Short task
Your task is to copy every line of the entries that contains "color".

Figure data in JSON
<<<<
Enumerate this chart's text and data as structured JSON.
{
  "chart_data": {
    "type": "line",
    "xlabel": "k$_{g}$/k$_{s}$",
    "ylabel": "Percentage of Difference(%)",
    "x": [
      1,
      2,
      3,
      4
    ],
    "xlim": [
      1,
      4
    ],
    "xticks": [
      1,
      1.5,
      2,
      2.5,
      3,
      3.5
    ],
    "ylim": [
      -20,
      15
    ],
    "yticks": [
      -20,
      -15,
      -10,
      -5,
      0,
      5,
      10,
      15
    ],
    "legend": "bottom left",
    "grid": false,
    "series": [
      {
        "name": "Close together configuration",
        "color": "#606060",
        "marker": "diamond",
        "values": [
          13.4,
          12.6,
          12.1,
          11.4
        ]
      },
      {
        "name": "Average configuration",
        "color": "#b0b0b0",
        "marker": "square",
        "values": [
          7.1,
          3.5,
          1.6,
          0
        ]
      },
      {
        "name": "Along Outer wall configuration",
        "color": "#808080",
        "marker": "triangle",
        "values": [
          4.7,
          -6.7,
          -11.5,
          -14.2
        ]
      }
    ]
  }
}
>>>>
Answer to the problem
        "color": "#606060",
        "color": "#b0b0b0",
        "color": "#808080",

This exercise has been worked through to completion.